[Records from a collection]
--- begin ---
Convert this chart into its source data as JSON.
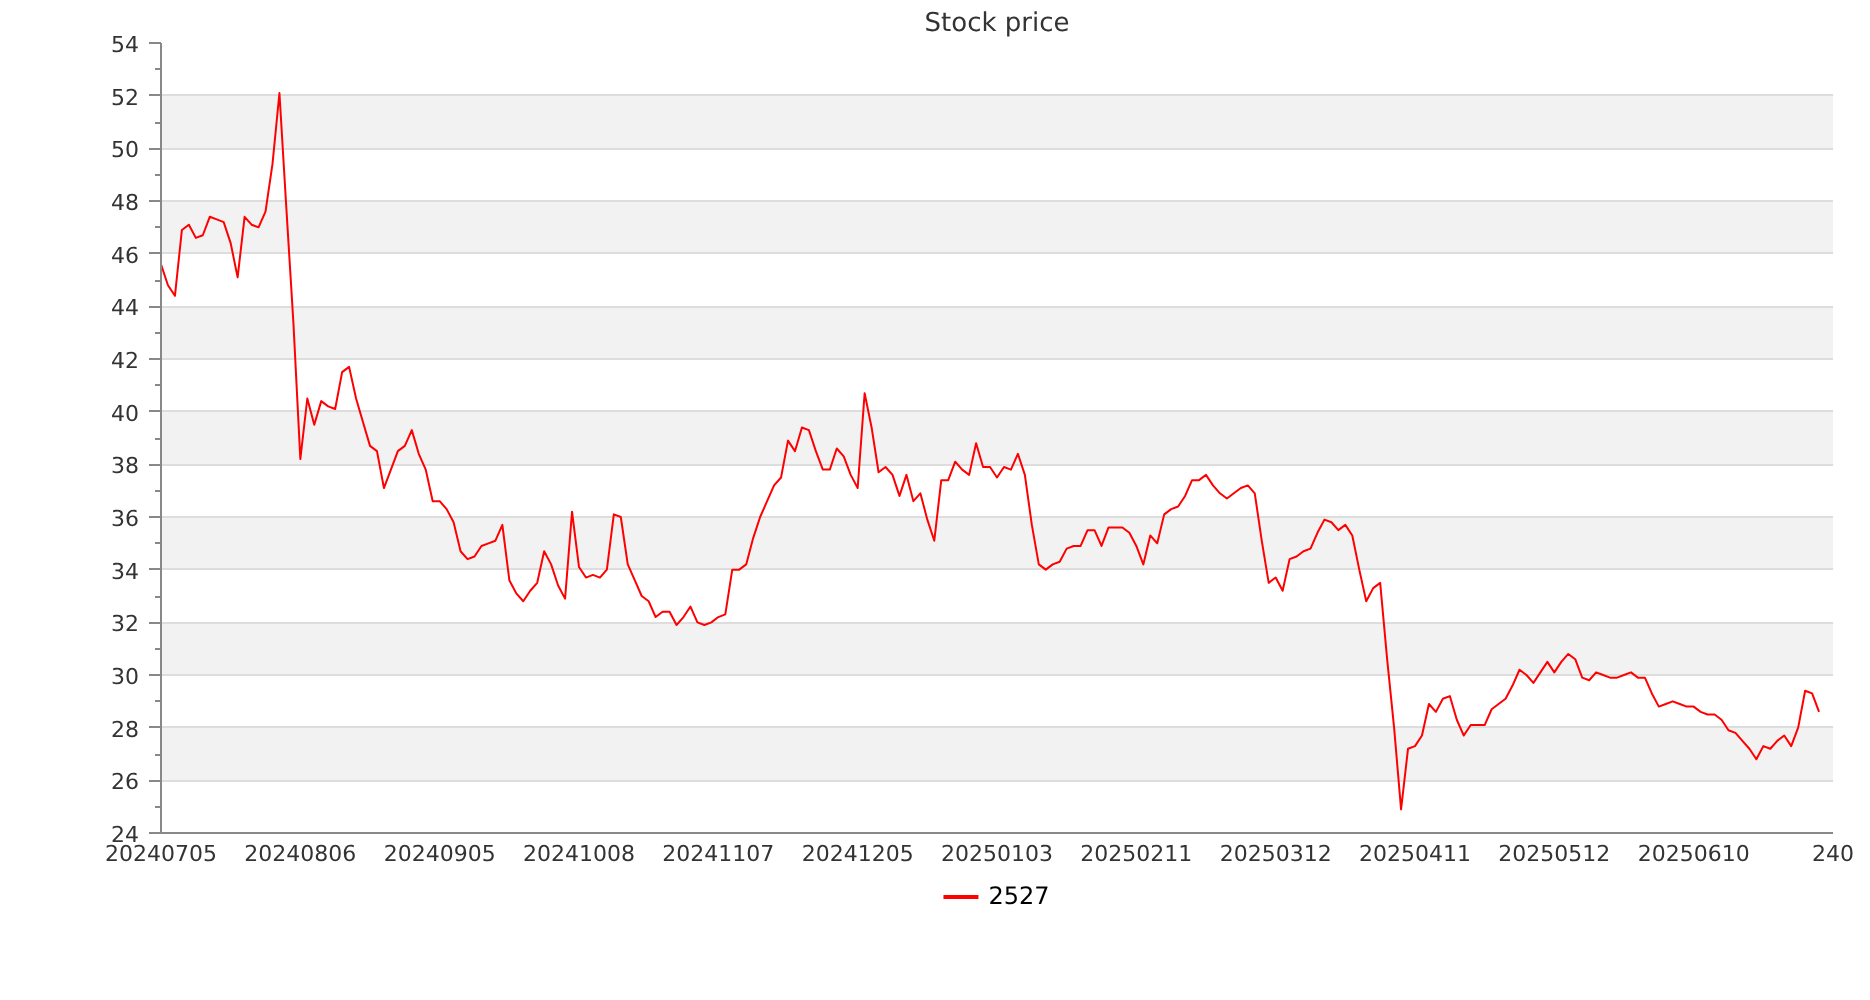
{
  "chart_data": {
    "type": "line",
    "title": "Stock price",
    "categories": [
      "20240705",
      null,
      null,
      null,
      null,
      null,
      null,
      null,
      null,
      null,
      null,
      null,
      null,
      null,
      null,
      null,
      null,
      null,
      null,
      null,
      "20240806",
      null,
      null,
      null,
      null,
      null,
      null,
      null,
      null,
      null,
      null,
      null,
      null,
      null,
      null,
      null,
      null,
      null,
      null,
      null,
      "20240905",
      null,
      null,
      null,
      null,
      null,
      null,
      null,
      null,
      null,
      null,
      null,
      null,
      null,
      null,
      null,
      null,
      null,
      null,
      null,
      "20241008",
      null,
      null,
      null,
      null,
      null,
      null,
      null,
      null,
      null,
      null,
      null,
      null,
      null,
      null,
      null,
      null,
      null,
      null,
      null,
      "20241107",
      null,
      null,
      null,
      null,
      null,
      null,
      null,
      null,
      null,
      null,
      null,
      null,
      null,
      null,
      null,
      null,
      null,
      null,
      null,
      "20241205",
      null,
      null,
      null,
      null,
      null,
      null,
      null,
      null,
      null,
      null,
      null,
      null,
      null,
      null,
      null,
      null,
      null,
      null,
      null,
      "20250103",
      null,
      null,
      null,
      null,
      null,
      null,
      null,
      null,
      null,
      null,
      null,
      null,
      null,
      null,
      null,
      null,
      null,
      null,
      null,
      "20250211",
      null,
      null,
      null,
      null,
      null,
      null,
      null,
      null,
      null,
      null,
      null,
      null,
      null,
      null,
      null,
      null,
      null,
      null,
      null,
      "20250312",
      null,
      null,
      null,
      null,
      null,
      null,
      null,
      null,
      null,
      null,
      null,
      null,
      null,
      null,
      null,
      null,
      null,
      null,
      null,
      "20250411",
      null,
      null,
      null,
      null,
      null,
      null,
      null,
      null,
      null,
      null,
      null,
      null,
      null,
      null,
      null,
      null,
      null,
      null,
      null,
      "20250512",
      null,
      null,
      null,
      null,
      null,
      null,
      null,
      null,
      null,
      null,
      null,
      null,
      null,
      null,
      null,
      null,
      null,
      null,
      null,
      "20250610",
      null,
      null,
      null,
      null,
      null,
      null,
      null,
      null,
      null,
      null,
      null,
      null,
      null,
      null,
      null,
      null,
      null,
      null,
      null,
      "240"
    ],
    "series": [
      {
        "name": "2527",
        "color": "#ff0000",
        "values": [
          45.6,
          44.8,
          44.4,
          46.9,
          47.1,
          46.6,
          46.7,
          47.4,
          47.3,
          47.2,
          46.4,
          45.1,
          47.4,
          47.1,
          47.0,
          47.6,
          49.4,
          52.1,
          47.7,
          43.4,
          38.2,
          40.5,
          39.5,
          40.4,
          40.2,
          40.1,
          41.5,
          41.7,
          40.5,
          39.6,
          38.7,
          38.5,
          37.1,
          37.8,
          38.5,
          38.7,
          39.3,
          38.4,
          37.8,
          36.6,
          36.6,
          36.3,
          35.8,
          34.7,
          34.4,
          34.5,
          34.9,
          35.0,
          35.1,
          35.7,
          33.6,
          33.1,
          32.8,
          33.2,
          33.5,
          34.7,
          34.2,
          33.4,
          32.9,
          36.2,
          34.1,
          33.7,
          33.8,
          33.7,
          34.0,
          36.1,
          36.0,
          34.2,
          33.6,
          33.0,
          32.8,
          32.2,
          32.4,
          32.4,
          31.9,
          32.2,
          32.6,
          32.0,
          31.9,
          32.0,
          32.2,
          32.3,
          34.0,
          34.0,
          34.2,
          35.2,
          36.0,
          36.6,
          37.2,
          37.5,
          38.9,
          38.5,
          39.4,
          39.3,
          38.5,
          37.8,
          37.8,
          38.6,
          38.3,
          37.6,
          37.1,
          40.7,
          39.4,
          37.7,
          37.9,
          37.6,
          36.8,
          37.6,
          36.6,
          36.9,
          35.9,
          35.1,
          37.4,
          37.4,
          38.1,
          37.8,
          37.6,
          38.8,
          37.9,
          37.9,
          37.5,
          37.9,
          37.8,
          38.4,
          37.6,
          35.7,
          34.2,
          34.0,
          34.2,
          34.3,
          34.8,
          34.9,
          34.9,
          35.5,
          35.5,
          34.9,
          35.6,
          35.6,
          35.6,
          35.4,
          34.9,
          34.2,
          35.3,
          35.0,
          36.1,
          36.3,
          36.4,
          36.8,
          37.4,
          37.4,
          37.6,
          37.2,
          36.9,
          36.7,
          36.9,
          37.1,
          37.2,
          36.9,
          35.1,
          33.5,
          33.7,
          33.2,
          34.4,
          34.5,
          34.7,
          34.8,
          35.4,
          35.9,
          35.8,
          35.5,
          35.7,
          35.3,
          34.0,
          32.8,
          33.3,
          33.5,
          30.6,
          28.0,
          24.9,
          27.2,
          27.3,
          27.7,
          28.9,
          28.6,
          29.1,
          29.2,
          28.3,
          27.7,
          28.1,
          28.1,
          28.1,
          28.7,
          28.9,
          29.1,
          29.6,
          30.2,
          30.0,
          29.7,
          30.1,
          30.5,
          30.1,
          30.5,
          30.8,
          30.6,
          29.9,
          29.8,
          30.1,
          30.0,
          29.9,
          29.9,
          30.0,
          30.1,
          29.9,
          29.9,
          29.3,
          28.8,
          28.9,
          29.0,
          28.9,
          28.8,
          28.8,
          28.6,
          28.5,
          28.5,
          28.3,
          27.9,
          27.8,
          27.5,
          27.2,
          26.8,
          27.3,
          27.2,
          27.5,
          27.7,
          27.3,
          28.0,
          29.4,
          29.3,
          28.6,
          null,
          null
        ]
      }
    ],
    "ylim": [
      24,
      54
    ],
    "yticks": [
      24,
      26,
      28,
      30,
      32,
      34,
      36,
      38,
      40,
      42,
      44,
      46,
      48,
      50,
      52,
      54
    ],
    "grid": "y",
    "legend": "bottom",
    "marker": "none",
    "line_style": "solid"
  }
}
--- end ---
--- begin ---
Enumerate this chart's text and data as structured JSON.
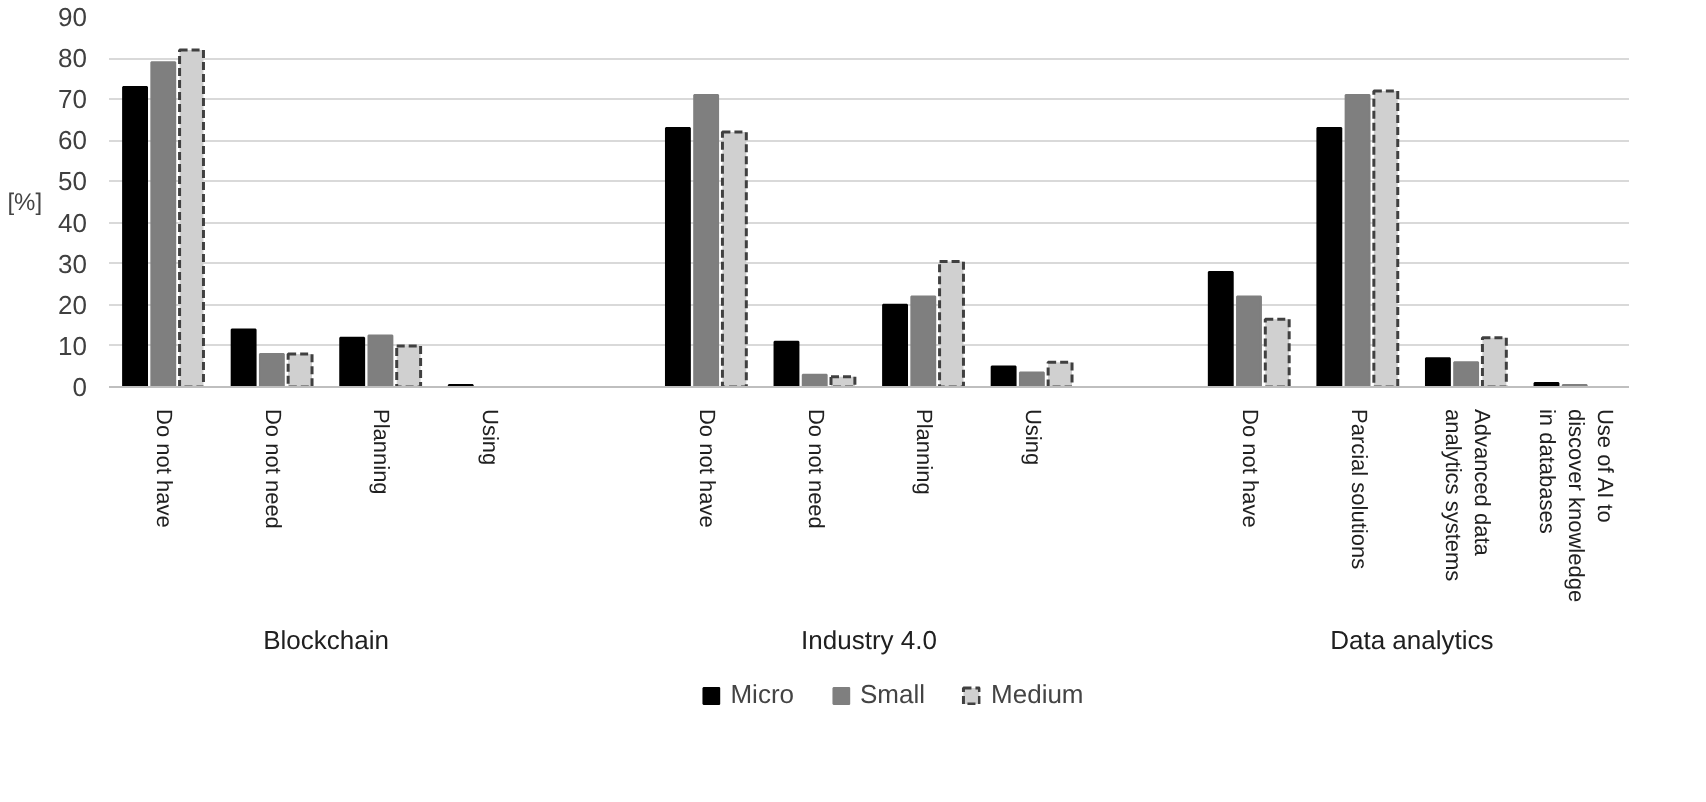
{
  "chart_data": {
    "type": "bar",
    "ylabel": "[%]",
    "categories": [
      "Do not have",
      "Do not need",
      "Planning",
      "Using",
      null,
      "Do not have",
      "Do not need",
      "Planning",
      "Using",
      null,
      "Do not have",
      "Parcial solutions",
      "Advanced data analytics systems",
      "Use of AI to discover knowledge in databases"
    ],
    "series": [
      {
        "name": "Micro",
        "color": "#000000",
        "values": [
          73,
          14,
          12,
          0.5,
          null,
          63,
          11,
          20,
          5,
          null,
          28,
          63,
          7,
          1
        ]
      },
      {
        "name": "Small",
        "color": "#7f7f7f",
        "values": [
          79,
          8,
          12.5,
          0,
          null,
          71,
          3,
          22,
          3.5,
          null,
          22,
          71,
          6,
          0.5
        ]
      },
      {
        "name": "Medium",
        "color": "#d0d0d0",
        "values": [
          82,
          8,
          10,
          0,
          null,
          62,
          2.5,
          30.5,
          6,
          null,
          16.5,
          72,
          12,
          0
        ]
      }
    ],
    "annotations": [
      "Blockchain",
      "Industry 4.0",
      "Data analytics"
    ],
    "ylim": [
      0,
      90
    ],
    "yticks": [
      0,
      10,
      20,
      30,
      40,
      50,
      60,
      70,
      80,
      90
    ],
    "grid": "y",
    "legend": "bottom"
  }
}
--- end ---
• [What is needed] Look through the entries above; copy every line holding the string "name".

• [Reply to the exercise]
        "name": "2527",
        "name": "Micro",
        "name": "Small",
        "name": "Medium",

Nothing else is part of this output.